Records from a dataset

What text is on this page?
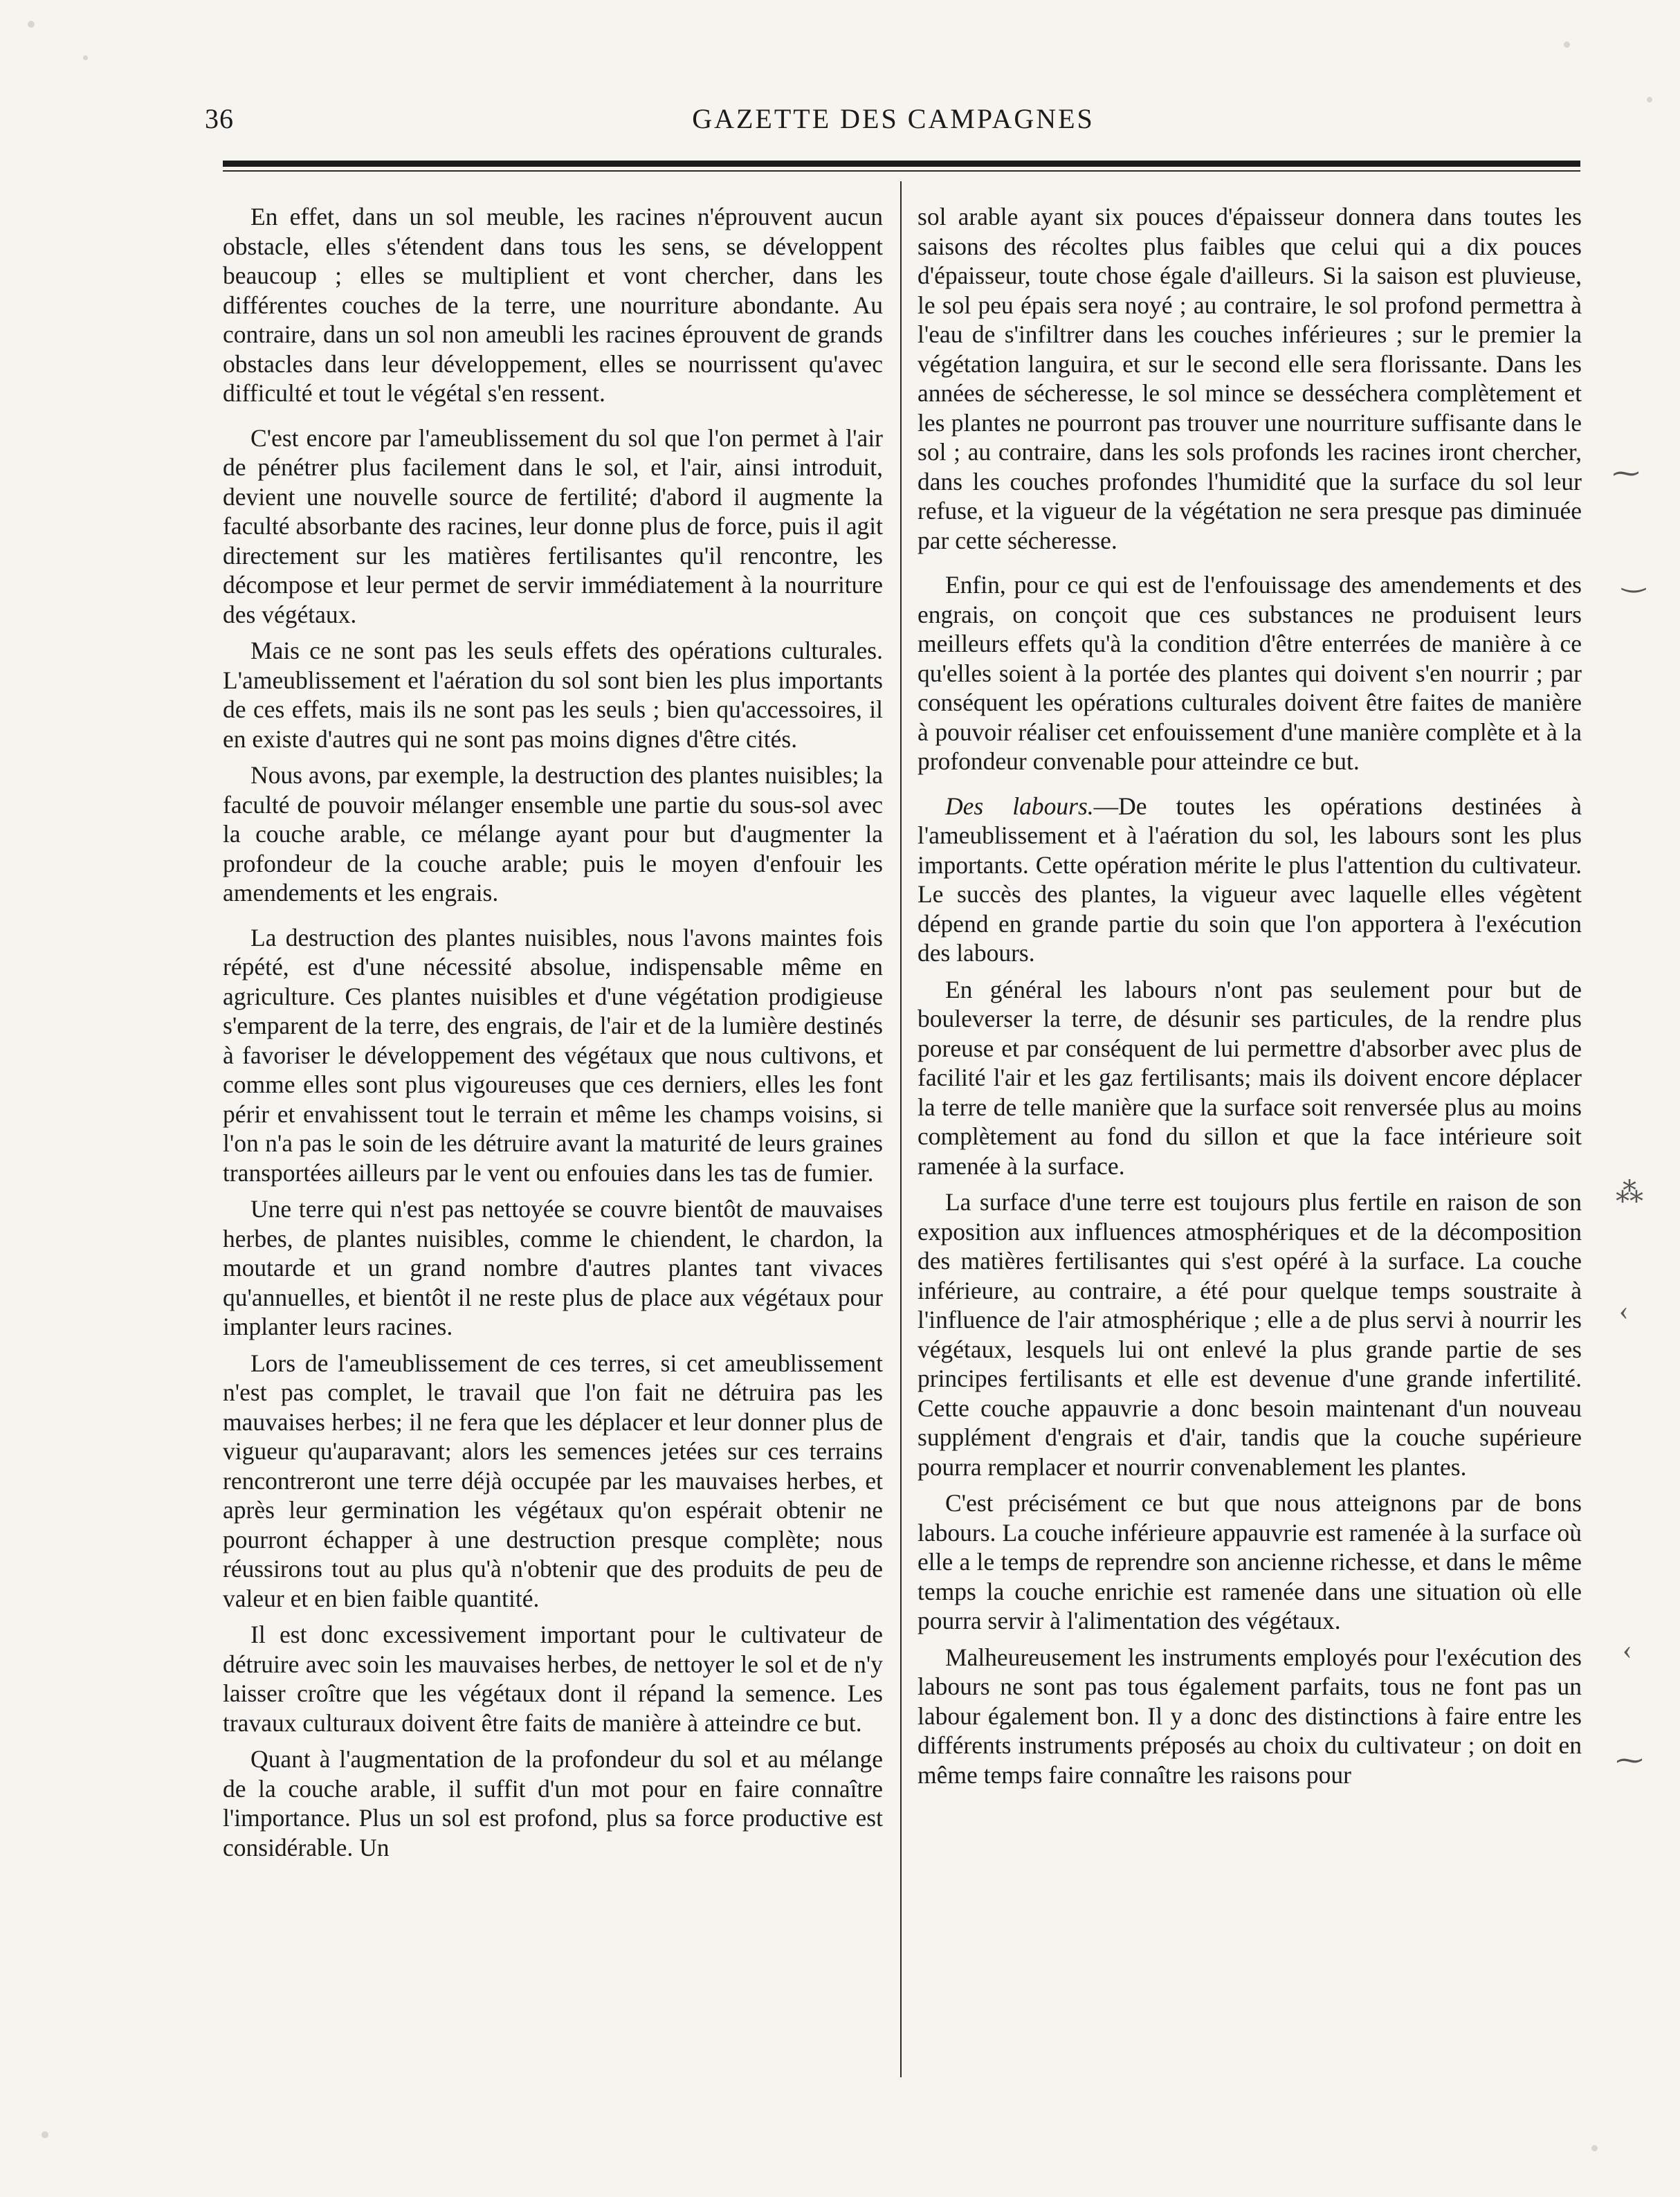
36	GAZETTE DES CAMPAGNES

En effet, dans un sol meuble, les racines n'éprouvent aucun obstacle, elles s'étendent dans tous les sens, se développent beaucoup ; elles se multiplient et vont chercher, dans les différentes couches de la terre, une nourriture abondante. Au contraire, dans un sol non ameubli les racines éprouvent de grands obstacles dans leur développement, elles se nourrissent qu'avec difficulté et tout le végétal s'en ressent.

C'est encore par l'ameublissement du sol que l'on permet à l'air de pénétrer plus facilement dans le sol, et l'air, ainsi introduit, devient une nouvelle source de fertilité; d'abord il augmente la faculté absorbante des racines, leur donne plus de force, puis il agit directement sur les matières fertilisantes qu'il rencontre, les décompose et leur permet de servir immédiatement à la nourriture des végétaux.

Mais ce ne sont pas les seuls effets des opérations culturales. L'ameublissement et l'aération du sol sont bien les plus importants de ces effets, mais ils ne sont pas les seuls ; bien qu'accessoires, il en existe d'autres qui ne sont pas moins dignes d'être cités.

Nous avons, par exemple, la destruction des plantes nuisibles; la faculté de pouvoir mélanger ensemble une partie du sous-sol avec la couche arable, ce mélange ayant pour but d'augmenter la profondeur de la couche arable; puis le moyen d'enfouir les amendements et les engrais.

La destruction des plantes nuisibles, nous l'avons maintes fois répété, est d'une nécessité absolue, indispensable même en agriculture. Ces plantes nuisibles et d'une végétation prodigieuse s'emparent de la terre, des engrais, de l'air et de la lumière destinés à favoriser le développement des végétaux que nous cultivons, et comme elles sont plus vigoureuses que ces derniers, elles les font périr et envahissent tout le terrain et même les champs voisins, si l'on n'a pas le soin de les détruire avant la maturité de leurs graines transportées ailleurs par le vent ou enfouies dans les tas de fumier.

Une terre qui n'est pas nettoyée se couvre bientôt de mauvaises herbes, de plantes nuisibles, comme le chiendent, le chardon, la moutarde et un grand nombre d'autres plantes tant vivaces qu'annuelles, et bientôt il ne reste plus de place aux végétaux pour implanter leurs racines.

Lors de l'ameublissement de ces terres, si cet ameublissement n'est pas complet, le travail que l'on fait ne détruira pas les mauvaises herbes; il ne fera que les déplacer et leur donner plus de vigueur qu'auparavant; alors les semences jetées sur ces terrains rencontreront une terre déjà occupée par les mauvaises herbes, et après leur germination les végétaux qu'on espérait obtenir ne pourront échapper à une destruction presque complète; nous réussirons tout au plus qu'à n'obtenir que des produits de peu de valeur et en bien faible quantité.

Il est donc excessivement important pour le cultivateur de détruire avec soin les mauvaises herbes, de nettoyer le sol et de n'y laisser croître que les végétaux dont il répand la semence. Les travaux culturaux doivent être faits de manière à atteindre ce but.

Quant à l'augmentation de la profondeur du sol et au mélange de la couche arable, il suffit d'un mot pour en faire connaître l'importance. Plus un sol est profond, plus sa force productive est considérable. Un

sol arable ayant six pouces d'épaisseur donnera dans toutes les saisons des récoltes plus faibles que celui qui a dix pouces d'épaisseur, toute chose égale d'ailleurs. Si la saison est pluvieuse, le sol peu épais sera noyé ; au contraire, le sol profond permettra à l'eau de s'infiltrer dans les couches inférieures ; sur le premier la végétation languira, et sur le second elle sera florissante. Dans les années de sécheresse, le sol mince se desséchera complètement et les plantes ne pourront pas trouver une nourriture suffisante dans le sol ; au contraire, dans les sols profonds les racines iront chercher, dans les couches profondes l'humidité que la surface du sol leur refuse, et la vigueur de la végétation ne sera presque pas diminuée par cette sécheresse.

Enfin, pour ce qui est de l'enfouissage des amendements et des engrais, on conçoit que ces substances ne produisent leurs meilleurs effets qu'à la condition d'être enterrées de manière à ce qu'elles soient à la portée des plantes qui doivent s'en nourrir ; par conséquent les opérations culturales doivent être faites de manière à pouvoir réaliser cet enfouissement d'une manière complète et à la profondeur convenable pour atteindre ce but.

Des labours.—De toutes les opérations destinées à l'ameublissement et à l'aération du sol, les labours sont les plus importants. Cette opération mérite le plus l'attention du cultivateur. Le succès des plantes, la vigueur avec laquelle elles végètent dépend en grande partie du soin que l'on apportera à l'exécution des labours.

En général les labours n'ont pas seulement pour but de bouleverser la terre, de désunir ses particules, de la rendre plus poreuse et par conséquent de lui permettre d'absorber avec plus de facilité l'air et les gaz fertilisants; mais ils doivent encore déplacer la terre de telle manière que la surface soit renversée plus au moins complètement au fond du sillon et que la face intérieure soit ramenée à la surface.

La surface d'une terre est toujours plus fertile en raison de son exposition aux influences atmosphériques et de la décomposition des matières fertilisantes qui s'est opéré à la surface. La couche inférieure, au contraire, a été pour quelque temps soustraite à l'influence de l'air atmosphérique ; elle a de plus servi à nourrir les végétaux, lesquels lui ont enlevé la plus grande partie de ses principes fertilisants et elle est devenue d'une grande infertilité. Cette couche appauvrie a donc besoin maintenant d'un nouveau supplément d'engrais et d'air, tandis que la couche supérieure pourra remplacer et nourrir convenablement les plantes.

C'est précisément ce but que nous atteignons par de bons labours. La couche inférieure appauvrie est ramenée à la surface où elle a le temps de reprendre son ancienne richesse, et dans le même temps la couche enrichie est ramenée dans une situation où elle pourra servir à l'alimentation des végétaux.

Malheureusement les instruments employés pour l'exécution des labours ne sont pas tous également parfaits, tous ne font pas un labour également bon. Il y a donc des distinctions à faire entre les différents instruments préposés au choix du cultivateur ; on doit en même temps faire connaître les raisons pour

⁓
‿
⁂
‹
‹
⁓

- TASK DETAILS:
Restate every record exactly, please; do not copy the pictures.

- TASK SOLUTION:
What text is on this page?
36	GAZETTE DES CAMPAGNES

En effet, dans un sol meuble, les racines n'éprouvent aucun obstacle, elles s'étendent dans tous les sens, se développent beaucoup ; elles se multiplient et vont chercher, dans les différentes couches de la terre, une nourriture abondante. Au contraire, dans un sol non ameubli les racines éprouvent de grands obstacles dans leur développement, elles se nourrissent qu'avec difficulté et tout le végétal s'en ressent.

C'est encore par l'ameublissement du sol que l'on permet à l'air de pénétrer plus facilement dans le sol, et l'air, ainsi introduit, devient une nouvelle source de fertilité; d'abord il augmente la faculté absorbante des racines, leur donne plus de force, puis il agit directement sur les matières fertilisantes qu'il rencontre, les décompose et leur permet de servir immédiatement à la nourriture des végétaux.

Mais ce ne sont pas les seuls effets des opérations culturales. L'ameublissement et l'aération du sol sont bien les plus importants de ces effets, mais ils ne sont pas les seuls ; bien qu'accessoires, il en existe d'autres qui ne sont pas moins dignes d'être cités.

Nous avons, par exemple, la destruction des plantes nuisibles; la faculté de pouvoir mélanger ensemble une partie du sous-sol avec la couche arable, ce mélange ayant pour but d'augmenter la profondeur de la couche arable; puis le moyen d'enfouir les amendements et les engrais.

La destruction des plantes nuisibles, nous l'avons maintes fois répété, est d'une nécessité absolue, indispensable même en agriculture. Ces plantes nuisibles et d'une végétation prodigieuse s'emparent de la terre, des engrais, de l'air et de la lumière destinés à favoriser le développement des végétaux que nous cultivons, et comme elles sont plus vigoureuses que ces derniers, elles les font périr et envahissent tout le terrain et même les champs voisins, si l'on n'a pas le soin de les détruire avant la maturité de leurs graines transportées ailleurs par le vent ou enfouies dans les tas de fumier.

Une terre qui n'est pas nettoyée se couvre bientôt de mauvaises herbes, de plantes nuisibles, comme le chiendent, le chardon, la moutarde et un grand nombre d'autres plantes tant vivaces qu'annuelles, et bientôt il ne reste plus de place aux végétaux pour implanter leurs racines.

Lors de l'ameublissement de ces terres, si cet ameublissement n'est pas complet, le travail que l'on fait ne détruira pas les mauvaises herbes; il ne fera que les déplacer et leur donner plus de vigueur qu'auparavant; alors les semences jetées sur ces terrains rencontreront une terre déjà occupée par les mauvaises herbes, et après leur germination les végétaux qu'on espérait obtenir ne pourront échapper à une destruction presque complète; nous réussirons tout au plus qu'à n'obtenir que des produits de peu de valeur et en bien faible quantité.

Il est donc excessivement important pour le cultivateur de détruire avec soin les mauvaises herbes, de nettoyer le sol et de n'y laisser croître que les végétaux dont il répand la semence. Les travaux culturaux doivent être faits de manière à atteindre ce but.

Quant à l'augmentation de la profondeur du sol et au mélange de la couche arable, il suffit d'un mot pour en faire connaître l'importance. Plus un sol est profond, plus sa force productive est considérable. Un

sol arable ayant six pouces d'épaisseur donnera dans toutes les saisons des récoltes plus faibles que celui qui a dix pouces d'épaisseur, toute chose égale d'ailleurs. Si la saison est pluvieuse, le sol peu épais sera noyé ; au contraire, le sol profond permettra à l'eau de s'infiltrer dans les couches inférieures ; sur le premier la végétation languira, et sur le second elle sera florissante. Dans les années de sécheresse, le sol mince se desséchera complètement et les plantes ne pourront pas trouver une nourriture suffisante dans le sol ; au contraire, dans les sols profonds les racines iront chercher, dans les couches profondes l'humidité que la surface du sol leur refuse, et la vigueur de la végétation ne sera presque pas diminuée par cette sécheresse.

Enfin, pour ce qui est de l'enfouissage des amendements et des engrais, on conçoit que ces substances ne produisent leurs meilleurs effets qu'à la condition d'être enterrées de manière à ce qu'elles soient à la portée des plantes qui doivent s'en nourrir ; par conséquent les opérations culturales doivent être faites de manière à pouvoir réaliser cet enfouissement d'une manière complète et à la profondeur convenable pour atteindre ce but.

Des labours.—De toutes les opérations destinées à l'ameublissement et à l'aération du sol, les labours sont les plus importants. Cette opération mérite le plus l'attention du cultivateur. Le succès des plantes, la vigueur avec laquelle elles végètent dépend en grande partie du soin que l'on apportera à l'exécution des labours.

En général les labours n'ont pas seulement pour but de bouleverser la terre, de désunir ses particules, de la rendre plus poreuse et par conséquent de lui permettre d'absorber avec plus de facilité l'air et les gaz fertilisants; mais ils doivent encore déplacer la terre de telle manière que la surface soit renversée plus au moins complètement au fond du sillon et que la face intérieure soit ramenée à la surface.

La surface d'une terre est toujours plus fertile en raison de son exposition aux influences atmosphériques et de la décomposition des matières fertilisantes qui s'est opéré à la surface. La couche inférieure, au contraire, a été pour quelque temps soustraite à l'influence de l'air atmosphérique ; elle a de plus servi à nourrir les végétaux, lesquels lui ont enlevé la plus grande partie de ses principes fertilisants et elle est devenue d'une grande infertilité. Cette couche appauvrie a donc besoin maintenant d'un nouveau supplément d'engrais et d'air, tandis que la couche supérieure pourra remplacer et nourrir convenablement les plantes.

C'est précisément ce but que nous atteignons par de bons labours. La couche inférieure appauvrie est ramenée à la surface où elle a le temps de reprendre son ancienne richesse, et dans le même temps la couche enrichie est ramenée dans une situation où elle pourra servir à l'alimentation des végétaux.

Malheureusement les instruments employés pour l'exécution des labours ne sont pas tous également parfaits, tous ne font pas un labour également bon. Il y a donc des distinctions à faire entre les différents instruments préposés au choix du cultivateur ; on doit en même temps faire connaître les raisons pour

⁓
‿
⁂
‹
‹
⁓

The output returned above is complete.